Each record below should be output verbatim, without pictures.

Dataset records
▼

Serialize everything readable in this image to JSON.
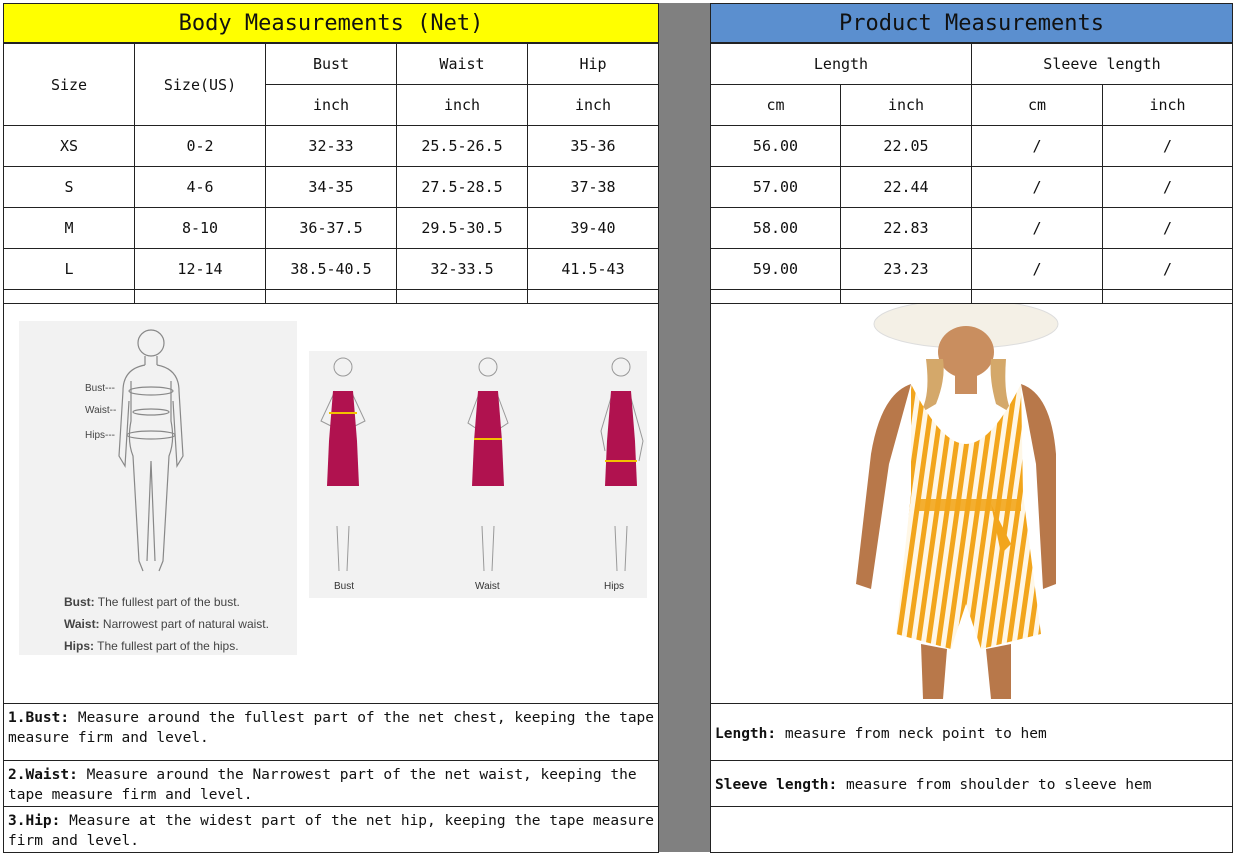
{
  "body_title": "Body Measurements (Net)",
  "product_title": "Product Measurements",
  "body_headers": {
    "size": "Size",
    "size_us": "Size(US)",
    "bust": "Bust",
    "waist": "Waist",
    "hip": "Hip",
    "unit": "inch"
  },
  "product_headers": {
    "length": "Length",
    "sleeve": "Sleeve length",
    "cm": "cm",
    "inch": "inch"
  },
  "rows": [
    {
      "size": "XS",
      "us": "0-2",
      "bust": "32-33",
      "waist": "25.5-26.5",
      "hip": "35-36",
      "len_cm": "56.00",
      "len_in": "22.05",
      "sl_cm": "/",
      "sl_in": "/"
    },
    {
      "size": "S",
      "us": "4-6",
      "bust": "34-35",
      "waist": "27.5-28.5",
      "hip": "37-38",
      "len_cm": "57.00",
      "len_in": "22.44",
      "sl_cm": "/",
      "sl_in": "/"
    },
    {
      "size": "M",
      "us": "8-10",
      "bust": "36-37.5",
      "waist": "29.5-30.5",
      "hip": "39-40",
      "len_cm": "58.00",
      "len_in": "22.83",
      "sl_cm": "/",
      "sl_in": "/"
    },
    {
      "size": "L",
      "us": "12-14",
      "bust": "38.5-40.5",
      "waist": "32-33.5",
      "hip": "41.5-43",
      "len_cm": "59.00",
      "len_in": "23.23",
      "sl_cm": "/",
      "sl_in": "/"
    }
  ],
  "diagram": {
    "bust_tag": "Bust---",
    "waist_tag": "Waist--",
    "hips_tag": "Hips---",
    "bust_label": "Bust:",
    "bust_desc": "The fullest part of the bust.",
    "waist_label": "Waist:",
    "waist_desc": "Narrowest part of natural waist.",
    "hips_label": "Hips:",
    "hips_desc": "The fullest part of the hips.",
    "fig1": "Bust",
    "fig2": "Waist",
    "fig3": "Hips"
  },
  "notes": {
    "bust_k": "1.Bust:",
    "bust_v": " Measure around the fullest part of the net chest, keeping the tape  measure firm and level.",
    "waist_k": "2.Waist:",
    "waist_v": " Measure around the Narrowest part of the net waist, keeping the tape  measure firm and level.",
    "hip_k": "3.Hip:",
    "hip_v": " Measure at the widest part of the net hip, keeping the tape measure firm and level.",
    "length_k": "Length:",
    "length_v": " measure from neck point to hem",
    "sleeve_k": "Sleeve length:",
    "sleeve_v": " measure from shoulder to sleeve hem"
  },
  "colors": {
    "yellow": "#ffff00",
    "blue": "#5b8fcf",
    "gray": "#808080",
    "dress": "#b0124f",
    "stripe": "#f2a51c"
  }
}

▲

◆ Solved problem
Serialize everything readable in this image to JSON.
{
  "body_title": "Body Measurements (Net)",
  "product_title": "Product Measurements",
  "body_headers": {
    "size": "Size",
    "size_us": "Size(US)",
    "bust": "Bust",
    "waist": "Waist",
    "hip": "Hip",
    "unit": "inch"
  },
  "product_headers": {
    "length": "Length",
    "sleeve": "Sleeve length",
    "cm": "cm",
    "inch": "inch"
  },
  "rows": [
    {
      "size": "XS",
      "us": "0-2",
      "bust": "32-33",
      "waist": "25.5-26.5",
      "hip": "35-36",
      "len_cm": "56.00",
      "len_in": "22.05",
      "sl_cm": "/",
      "sl_in": "/"
    },
    {
      "size": "S",
      "us": "4-6",
      "bust": "34-35",
      "waist": "27.5-28.5",
      "hip": "37-38",
      "len_cm": "57.00",
      "len_in": "22.44",
      "sl_cm": "/",
      "sl_in": "/"
    },
    {
      "size": "M",
      "us": "8-10",
      "bust": "36-37.5",
      "waist": "29.5-30.5",
      "hip": "39-40",
      "len_cm": "58.00",
      "len_in": "22.83",
      "sl_cm": "/",
      "sl_in": "/"
    },
    {
      "size": "L",
      "us": "12-14",
      "bust": "38.5-40.5",
      "waist": "32-33.5",
      "hip": "41.5-43",
      "len_cm": "59.00",
      "len_in": "23.23",
      "sl_cm": "/",
      "sl_in": "/"
    }
  ],
  "diagram": {
    "bust_tag": "Bust---",
    "waist_tag": "Waist--",
    "hips_tag": "Hips---",
    "bust_label": "Bust:",
    "bust_desc": "The fullest part of the bust.",
    "waist_label": "Waist:",
    "waist_desc": "Narrowest part of natural waist.",
    "hips_label": "Hips:",
    "hips_desc": "The fullest part of the hips.",
    "fig1": "Bust",
    "fig2": "Waist",
    "fig3": "Hips"
  },
  "notes": {
    "bust_k": "1.Bust:",
    "bust_v": " Measure around the fullest part of the net chest, keeping the tape  measure firm and level.",
    "waist_k": "2.Waist:",
    "waist_v": " Measure around the Narrowest part of the net waist, keeping the tape  measure firm and level.",
    "hip_k": "3.Hip:",
    "hip_v": " Measure at the widest part of the net hip, keeping the tape measure firm and level.",
    "length_k": "Length:",
    "length_v": " measure from neck point to hem",
    "sleeve_k": "Sleeve length:",
    "sleeve_v": " measure from shoulder to sleeve hem"
  },
  "colors": {
    "yellow": "#ffff00",
    "blue": "#5b8fcf",
    "gray": "#808080",
    "dress": "#b0124f",
    "stripe": "#f2a51c"
  }
}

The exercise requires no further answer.